* **Exercise**:
Gather up every line that includes the string "years".

* **Dataset extract**:
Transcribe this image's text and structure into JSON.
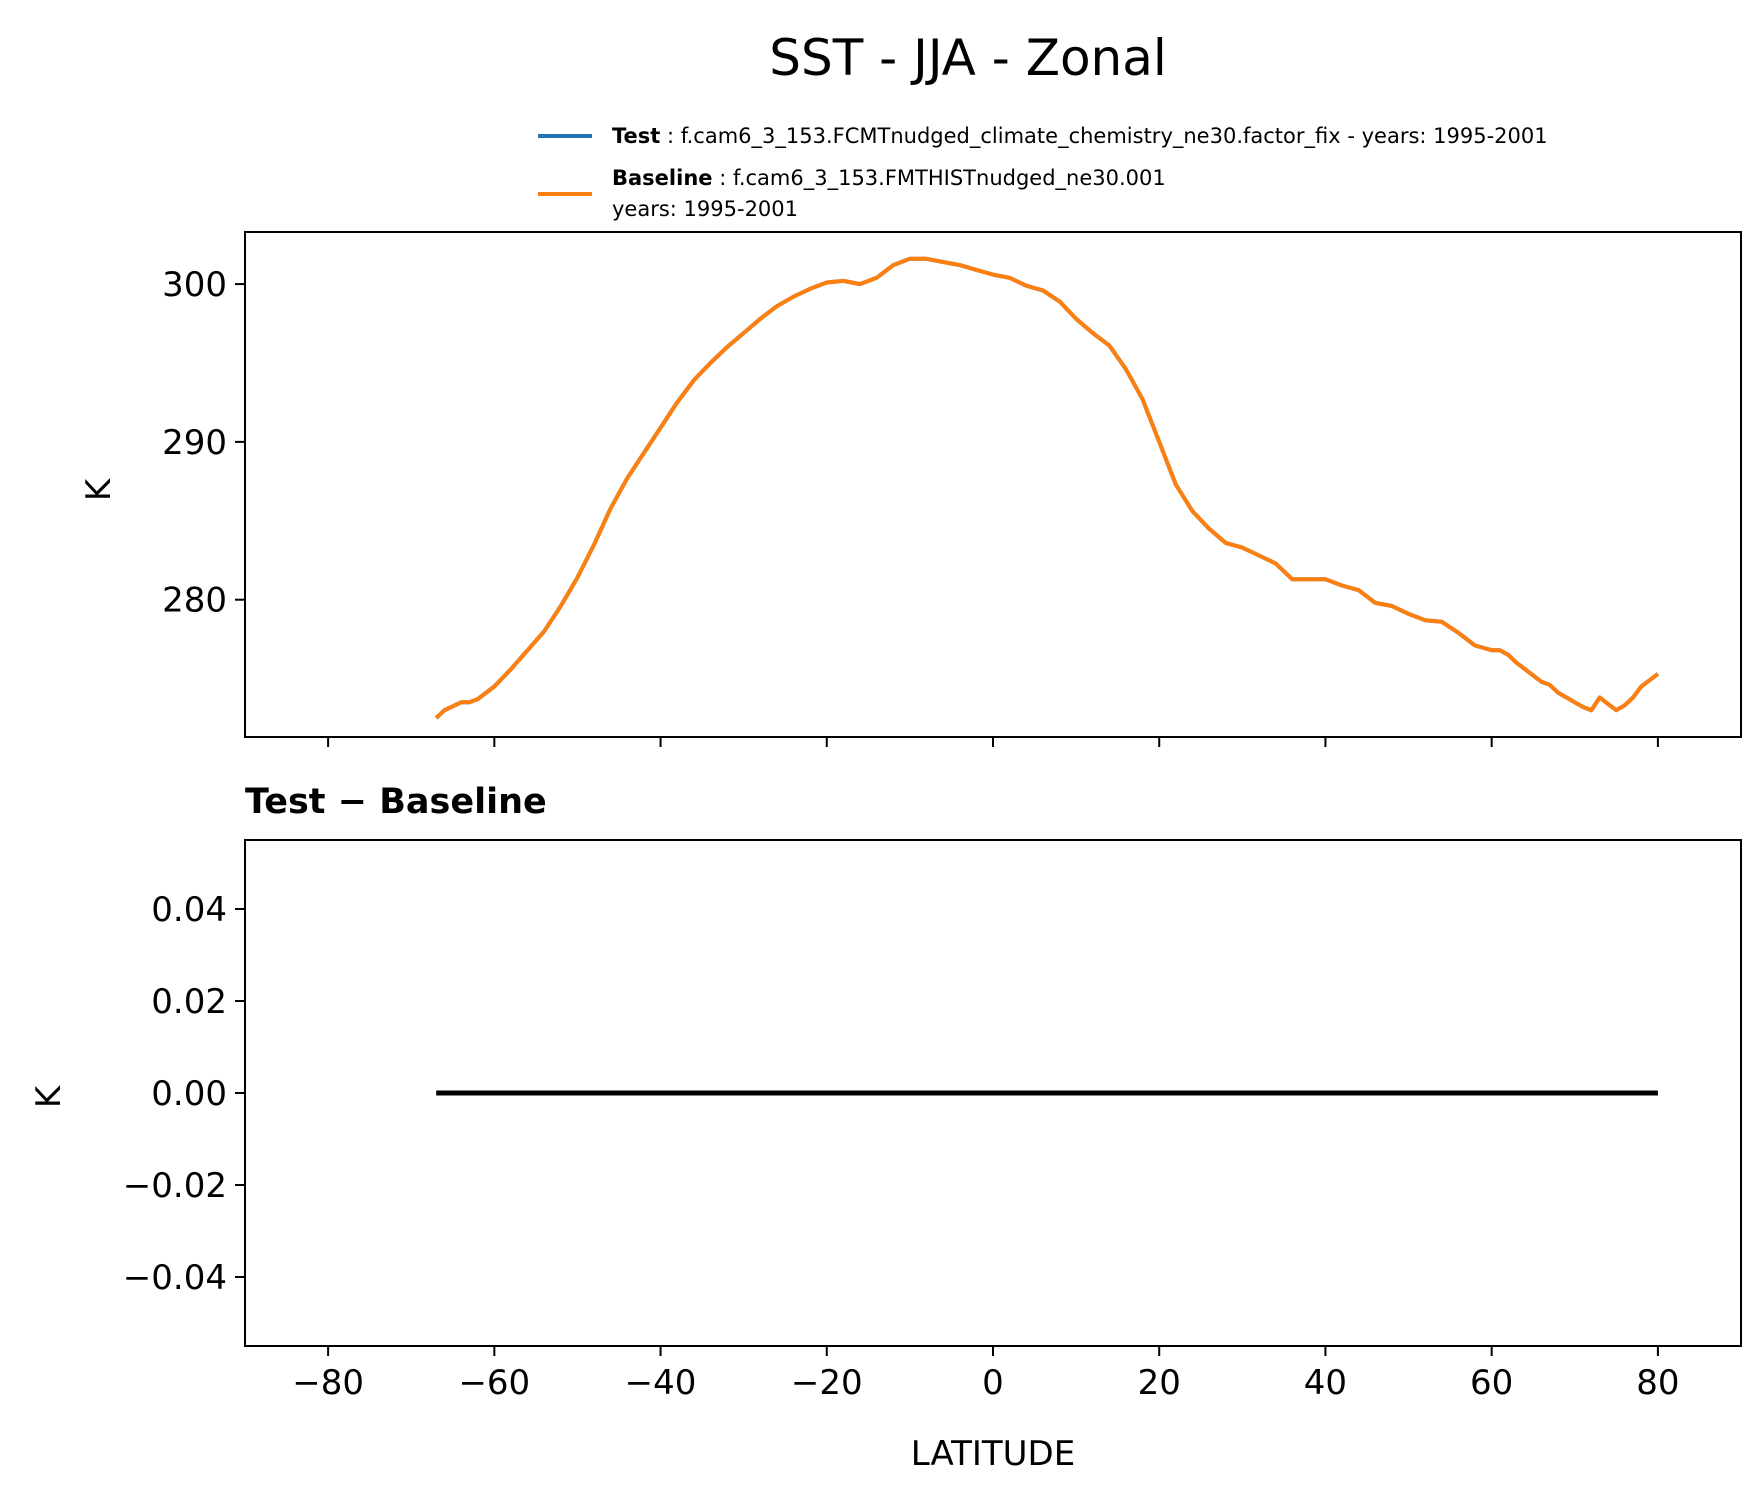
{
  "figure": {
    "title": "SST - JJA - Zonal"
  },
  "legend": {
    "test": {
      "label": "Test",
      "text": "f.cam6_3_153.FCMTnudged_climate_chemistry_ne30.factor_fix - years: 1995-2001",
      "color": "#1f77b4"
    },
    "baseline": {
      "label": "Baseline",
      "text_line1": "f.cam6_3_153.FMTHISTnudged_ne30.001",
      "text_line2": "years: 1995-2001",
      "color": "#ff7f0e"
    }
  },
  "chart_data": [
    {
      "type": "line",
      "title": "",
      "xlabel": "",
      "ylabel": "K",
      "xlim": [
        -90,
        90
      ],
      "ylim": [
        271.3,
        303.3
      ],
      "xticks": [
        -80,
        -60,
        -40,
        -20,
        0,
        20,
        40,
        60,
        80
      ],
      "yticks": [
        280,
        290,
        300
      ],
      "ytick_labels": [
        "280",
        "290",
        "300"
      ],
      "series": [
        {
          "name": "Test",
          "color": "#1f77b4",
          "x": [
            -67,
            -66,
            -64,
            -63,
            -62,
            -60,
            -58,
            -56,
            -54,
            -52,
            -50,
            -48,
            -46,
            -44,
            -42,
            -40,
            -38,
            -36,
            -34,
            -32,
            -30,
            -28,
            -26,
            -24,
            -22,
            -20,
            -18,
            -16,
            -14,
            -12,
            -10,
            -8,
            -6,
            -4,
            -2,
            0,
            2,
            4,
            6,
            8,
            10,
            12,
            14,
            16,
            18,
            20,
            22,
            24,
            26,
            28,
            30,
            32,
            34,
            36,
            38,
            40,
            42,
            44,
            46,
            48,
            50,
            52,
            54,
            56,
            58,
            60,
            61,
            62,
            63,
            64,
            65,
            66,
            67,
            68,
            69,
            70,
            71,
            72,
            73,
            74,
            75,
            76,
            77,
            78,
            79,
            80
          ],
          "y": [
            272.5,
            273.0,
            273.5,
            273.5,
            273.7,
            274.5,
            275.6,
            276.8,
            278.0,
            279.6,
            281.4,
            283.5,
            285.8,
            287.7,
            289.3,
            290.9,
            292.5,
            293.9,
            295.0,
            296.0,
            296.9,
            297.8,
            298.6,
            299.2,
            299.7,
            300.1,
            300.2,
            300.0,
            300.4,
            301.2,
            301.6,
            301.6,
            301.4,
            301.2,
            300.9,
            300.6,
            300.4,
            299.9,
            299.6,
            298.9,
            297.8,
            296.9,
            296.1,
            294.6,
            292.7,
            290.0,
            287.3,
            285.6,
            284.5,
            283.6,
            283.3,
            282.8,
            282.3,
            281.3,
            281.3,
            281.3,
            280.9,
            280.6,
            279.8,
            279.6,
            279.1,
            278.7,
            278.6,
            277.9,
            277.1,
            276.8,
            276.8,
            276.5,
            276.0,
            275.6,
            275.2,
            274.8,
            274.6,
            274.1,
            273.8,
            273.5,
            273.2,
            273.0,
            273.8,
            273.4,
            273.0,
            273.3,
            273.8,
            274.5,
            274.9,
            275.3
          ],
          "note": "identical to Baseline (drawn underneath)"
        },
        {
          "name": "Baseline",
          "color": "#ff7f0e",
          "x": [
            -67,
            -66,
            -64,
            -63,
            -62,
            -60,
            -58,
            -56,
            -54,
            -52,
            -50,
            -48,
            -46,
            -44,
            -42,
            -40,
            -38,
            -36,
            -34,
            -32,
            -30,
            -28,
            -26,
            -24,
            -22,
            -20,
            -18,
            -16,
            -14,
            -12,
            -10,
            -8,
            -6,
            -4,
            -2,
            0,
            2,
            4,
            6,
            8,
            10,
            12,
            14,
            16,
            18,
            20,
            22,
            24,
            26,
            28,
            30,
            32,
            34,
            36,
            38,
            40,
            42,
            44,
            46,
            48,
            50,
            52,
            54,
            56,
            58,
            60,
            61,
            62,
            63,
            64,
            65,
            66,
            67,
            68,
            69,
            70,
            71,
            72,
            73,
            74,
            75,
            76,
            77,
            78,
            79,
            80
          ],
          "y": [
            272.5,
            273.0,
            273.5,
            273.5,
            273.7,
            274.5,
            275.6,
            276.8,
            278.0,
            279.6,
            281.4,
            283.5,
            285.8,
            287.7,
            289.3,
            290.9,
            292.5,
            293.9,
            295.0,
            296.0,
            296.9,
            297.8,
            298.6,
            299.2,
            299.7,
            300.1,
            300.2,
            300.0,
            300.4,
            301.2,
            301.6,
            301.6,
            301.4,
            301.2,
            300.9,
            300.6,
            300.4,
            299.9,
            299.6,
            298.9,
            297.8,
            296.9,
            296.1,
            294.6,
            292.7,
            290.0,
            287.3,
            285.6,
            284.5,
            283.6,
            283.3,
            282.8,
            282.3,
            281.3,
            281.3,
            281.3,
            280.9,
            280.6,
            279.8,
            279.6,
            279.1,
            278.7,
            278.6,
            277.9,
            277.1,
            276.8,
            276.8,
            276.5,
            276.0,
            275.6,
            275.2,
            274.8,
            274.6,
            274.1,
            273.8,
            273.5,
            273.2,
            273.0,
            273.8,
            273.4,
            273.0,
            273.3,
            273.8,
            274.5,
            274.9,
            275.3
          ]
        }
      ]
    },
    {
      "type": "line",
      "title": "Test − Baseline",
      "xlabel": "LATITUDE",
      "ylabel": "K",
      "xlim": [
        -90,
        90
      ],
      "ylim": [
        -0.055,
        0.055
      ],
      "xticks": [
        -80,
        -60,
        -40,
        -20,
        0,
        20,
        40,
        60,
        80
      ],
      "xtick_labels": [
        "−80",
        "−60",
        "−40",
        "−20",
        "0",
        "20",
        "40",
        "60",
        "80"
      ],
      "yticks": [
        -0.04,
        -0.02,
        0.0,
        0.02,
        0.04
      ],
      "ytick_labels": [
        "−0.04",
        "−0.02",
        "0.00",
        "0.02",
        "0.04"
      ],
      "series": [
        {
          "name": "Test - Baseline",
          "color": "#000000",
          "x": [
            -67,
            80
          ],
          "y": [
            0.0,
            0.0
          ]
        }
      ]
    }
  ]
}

...

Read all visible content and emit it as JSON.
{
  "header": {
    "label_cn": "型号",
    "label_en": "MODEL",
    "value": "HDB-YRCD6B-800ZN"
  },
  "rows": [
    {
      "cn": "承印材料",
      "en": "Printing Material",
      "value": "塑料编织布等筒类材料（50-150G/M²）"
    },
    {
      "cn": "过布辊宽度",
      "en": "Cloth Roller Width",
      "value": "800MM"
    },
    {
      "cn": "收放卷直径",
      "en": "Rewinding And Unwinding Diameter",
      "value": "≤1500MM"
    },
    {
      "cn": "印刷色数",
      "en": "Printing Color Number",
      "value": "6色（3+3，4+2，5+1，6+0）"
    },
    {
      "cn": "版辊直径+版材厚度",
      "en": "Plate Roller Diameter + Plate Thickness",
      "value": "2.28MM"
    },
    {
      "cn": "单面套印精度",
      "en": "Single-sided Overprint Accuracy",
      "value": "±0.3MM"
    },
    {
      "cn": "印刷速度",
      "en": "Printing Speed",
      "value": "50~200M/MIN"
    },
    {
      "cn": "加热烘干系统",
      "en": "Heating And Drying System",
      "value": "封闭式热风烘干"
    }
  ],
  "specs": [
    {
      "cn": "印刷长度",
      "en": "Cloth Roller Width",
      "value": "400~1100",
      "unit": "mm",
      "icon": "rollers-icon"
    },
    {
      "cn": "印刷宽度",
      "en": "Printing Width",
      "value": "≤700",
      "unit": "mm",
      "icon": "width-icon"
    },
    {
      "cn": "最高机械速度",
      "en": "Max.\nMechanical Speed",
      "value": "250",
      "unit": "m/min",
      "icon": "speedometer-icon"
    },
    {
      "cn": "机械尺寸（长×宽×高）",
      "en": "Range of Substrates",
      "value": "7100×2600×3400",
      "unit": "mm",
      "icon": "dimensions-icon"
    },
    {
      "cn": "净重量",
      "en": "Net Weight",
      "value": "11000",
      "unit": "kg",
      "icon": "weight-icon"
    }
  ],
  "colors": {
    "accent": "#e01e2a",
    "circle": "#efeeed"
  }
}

* **Full solution**:
      "text": "f.cam6_3_153.FCMTnudged_climate_chemistry_ne30.factor_fix - years: 1995-2001",
      "text_line2": "years: 1995-2001",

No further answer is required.